*** ENTRIES ***

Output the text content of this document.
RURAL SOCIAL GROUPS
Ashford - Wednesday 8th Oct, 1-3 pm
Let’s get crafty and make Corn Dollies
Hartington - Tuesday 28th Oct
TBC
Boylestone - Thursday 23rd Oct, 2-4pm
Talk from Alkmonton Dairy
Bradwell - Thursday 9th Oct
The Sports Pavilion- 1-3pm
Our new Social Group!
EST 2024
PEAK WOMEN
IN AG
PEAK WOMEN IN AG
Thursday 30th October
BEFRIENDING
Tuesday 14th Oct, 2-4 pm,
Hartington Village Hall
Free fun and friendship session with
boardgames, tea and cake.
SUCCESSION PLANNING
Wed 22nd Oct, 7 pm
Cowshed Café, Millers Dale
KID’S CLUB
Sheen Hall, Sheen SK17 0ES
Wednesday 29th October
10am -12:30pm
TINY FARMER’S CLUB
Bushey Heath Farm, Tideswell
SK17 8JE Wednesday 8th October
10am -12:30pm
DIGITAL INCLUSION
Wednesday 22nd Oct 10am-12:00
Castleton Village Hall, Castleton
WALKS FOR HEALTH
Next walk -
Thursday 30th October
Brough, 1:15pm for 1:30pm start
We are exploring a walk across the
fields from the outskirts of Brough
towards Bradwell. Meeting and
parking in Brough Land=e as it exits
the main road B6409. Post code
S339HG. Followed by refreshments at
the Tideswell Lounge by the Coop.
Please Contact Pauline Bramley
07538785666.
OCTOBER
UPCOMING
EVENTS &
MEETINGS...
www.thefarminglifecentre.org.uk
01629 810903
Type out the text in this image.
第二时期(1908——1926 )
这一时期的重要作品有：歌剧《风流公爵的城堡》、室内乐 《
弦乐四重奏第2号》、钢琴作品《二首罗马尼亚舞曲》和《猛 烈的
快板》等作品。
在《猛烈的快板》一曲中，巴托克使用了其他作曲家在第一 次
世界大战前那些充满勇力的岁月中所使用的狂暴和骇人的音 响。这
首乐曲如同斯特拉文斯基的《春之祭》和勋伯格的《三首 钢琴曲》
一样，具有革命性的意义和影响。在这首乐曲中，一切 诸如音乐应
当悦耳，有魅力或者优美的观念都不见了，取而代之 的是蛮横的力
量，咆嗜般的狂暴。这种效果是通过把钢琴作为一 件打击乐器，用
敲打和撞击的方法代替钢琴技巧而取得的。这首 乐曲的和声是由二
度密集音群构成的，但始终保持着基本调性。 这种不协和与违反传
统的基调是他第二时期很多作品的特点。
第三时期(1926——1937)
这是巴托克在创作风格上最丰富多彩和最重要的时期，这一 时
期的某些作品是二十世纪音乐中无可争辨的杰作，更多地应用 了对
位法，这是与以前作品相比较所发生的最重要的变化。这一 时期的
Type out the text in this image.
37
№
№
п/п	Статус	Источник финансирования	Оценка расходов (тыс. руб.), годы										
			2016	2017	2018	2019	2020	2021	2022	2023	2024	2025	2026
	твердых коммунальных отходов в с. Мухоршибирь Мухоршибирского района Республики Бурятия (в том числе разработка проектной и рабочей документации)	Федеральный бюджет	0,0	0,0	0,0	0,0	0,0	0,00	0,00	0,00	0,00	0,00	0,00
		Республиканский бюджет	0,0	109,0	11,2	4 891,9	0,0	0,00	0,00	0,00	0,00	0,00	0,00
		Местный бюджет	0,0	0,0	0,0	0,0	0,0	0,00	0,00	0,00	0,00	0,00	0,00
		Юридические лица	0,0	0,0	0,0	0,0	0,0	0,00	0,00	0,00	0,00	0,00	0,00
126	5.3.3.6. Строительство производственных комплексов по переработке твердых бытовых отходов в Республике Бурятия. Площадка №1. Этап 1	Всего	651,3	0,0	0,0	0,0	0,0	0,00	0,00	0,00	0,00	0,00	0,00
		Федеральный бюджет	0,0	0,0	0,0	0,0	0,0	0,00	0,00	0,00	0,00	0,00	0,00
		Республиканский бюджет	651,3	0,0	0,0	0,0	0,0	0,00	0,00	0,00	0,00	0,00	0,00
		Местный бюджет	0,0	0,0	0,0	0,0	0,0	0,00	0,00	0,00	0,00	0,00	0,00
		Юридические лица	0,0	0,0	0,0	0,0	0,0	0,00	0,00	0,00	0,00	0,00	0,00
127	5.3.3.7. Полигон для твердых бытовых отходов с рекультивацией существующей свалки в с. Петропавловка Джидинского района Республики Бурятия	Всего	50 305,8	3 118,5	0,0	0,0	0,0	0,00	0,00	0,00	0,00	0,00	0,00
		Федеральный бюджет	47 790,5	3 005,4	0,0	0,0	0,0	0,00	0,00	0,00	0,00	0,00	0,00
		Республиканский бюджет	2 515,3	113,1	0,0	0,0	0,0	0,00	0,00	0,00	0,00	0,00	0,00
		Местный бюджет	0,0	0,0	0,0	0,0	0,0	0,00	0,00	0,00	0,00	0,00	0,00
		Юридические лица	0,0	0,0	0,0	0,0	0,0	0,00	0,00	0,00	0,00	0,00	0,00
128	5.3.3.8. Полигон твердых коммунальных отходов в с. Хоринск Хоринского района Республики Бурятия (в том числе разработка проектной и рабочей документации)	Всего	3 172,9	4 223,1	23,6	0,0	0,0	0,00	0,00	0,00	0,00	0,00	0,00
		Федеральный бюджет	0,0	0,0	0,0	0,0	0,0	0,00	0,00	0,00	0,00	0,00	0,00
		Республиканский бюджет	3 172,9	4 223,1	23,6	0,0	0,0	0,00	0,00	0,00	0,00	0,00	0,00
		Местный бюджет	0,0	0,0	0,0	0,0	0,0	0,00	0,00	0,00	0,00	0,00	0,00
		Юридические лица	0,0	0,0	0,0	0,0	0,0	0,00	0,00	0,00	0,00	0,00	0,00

***

## PROBLEM TO SOLVE
Each line must be given again exactly as written above.

## SOLUTION FOR THIS TASK
Output the text content of this document.
RURAL SOCIAL GROUPS
Ashford - Wednesday 8th Oct, 1-3 pm
Let’s get crafty and make Corn Dollies
Hartington - Tuesday 28th Oct
TBC
Boylestone - Thursday 23rd Oct, 2-4pm
Talk from Alkmonton Dairy
Bradwell - Thursday 9th Oct
The Sports Pavilion- 1-3pm
Our new Social Group!
EST 2024
PEAK WOMEN
IN AG
PEAK WOMEN IN AG
Thursday 30th October
BEFRIENDING
Tuesday 14th Oct, 2-4 pm,
Hartington Village Hall
Free fun and friendship session with
boardgames, tea and cake.
SUCCESSION PLANNING
Wed 22nd Oct, 7 pm
Cowshed Café, Millers Dale
KID’S CLUB
Sheen Hall, Sheen SK17 0ES
Wednesday 29th October
10am -12:30pm
TINY FARMER’S CLUB
Bushey Heath Farm, Tideswell
SK17 8JE Wednesday 8th October
10am -12:30pm
DIGITAL INCLUSION
Wednesday 22nd Oct 10am-12:00
Castleton Village Hall, Castleton
WALKS FOR HEALTH
Next walk -
Thursday 30th October
Brough, 1:15pm for 1:30pm start
We are exploring a walk across the
fields from the outskirts of Brough
towards Bradwell. Meeting and
parking in Brough Land=e as it exits
the main road B6409. Post code
S339HG. Followed by refreshments at
the Tideswell Lounge by the Coop.
Please Contact Pauline Bramley
07538785666.
OCTOBER
UPCOMING
EVENTS &
MEETINGS...
www.thefarminglifecentre.org.uk
01629 810903
Type out the text in this image.
第二时期(1908——1926 )
这一时期的重要作品有：歌剧《风流公爵的城堡》、室内乐 《
弦乐四重奏第2号》、钢琴作品《二首罗马尼亚舞曲》和《猛 烈的
快板》等作品。
在《猛烈的快板》一曲中，巴托克使用了其他作曲家在第一 次
世界大战前那些充满勇力的岁月中所使用的狂暴和骇人的音 响。这
首乐曲如同斯特拉文斯基的《春之祭》和勋伯格的《三首 钢琴曲》
一样，具有革命性的意义和影响。在这首乐曲中，一切 诸如音乐应
当悦耳，有魅力或者优美的观念都不见了，取而代之 的是蛮横的力
量，咆嗜般的狂暴。这种效果是通过把钢琴作为一 件打击乐器，用
敲打和撞击的方法代替钢琴技巧而取得的。这首 乐曲的和声是由二
度密集音群构成的，但始终保持着基本调性。 这种不协和与违反传
统的基调是他第二时期很多作品的特点。
第三时期(1926——1937)
这是巴托克在创作风格上最丰富多彩和最重要的时期，这一 时
期的某些作品是二十世纪音乐中无可争辨的杰作，更多地应用 了对
位法，这是与以前作品相比较所发生的最重要的变化。这一 时期的
Type out the text in this image.
37
№
№
п/п	Статус	Источник финансирования	Оценка расходов (тыс. руб.), годы										
			2016	2017	2018	2019	2020	2021	2022	2023	2024	2025	2026
	твердых коммунальных отходов в с. Мухоршибирь Мухоршибирского района Республики Бурятия (в том числе разработка проектной и рабочей документации)	Федеральный бюджет	0,0	0,0	0,0	0,0	0,0	0,00	0,00	0,00	0,00	0,00	0,00
		Республиканский бюджет	0,0	109,0	11,2	4 891,9	0,0	0,00	0,00	0,00	0,00	0,00	0,00
		Местный бюджет	0,0	0,0	0,0	0,0	0,0	0,00	0,00	0,00	0,00	0,00	0,00
		Юридические лица	0,0	0,0	0,0	0,0	0,0	0,00	0,00	0,00	0,00	0,00	0,00
126	5.3.3.6. Строительство производственных комплексов по переработке твердых бытовых отходов в Республике Бурятия. Площадка №1. Этап 1	Всего	651,3	0,0	0,0	0,0	0,0	0,00	0,00	0,00	0,00	0,00	0,00
		Федеральный бюджет	0,0	0,0	0,0	0,0	0,0	0,00	0,00	0,00	0,00	0,00	0,00
		Республиканский бюджет	651,3	0,0	0,0	0,0	0,0	0,00	0,00	0,00	0,00	0,00	0,00
		Местный бюджет	0,0	0,0	0,0	0,0	0,0	0,00	0,00	0,00	0,00	0,00	0,00
		Юридические лица	0,0	0,0	0,0	0,0	0,0	0,00	0,00	0,00	0,00	0,00	0,00
127	5.3.3.7. Полигон для твердых бытовых отходов с рекультивацией существующей свалки в с. Петропавловка Джидинского района Республики Бурятия	Всего	50 305,8	3 118,5	0,0	0,0	0,0	0,00	0,00	0,00	0,00	0,00	0,00
		Федеральный бюджет	47 790,5	3 005,4	0,0	0,0	0,0	0,00	0,00	0,00	0,00	0,00	0,00
		Республиканский бюджет	2 515,3	113,1	0,0	0,0	0,0	0,00	0,00	0,00	0,00	0,00	0,00
		Местный бюджет	0,0	0,0	0,0	0,0	0,0	0,00	0,00	0,00	0,00	0,00	0,00
		Юридические лица	0,0	0,0	0,0	0,0	0,0	0,00	0,00	0,00	0,00	0,00	0,00
128	5.3.3.8. Полигон твердых коммунальных отходов в с. Хоринск Хоринского района Республики Бурятия (в том числе разработка проектной и рабочей документации)	Всего	3 172,9	4 223,1	23,6	0,0	0,0	0,00	0,00	0,00	0,00	0,00	0,00
		Федеральный бюджет	0,0	0,0	0,0	0,0	0,0	0,00	0,00	0,00	0,00	0,00	0,00
		Республиканский бюджет	3 172,9	4 223,1	23,6	0,0	0,0	0,00	0,00	0,00	0,00	0,00	0,00
		Местный бюджет	0,0	0,0	0,0	0,0	0,0	0,00	0,00	0,00	0,00	0,00	0,00
		Юридические лица	0,0	0,0	0,0	0,0	0,0	0,00	0,00	0,00	0,00	0,00	0,00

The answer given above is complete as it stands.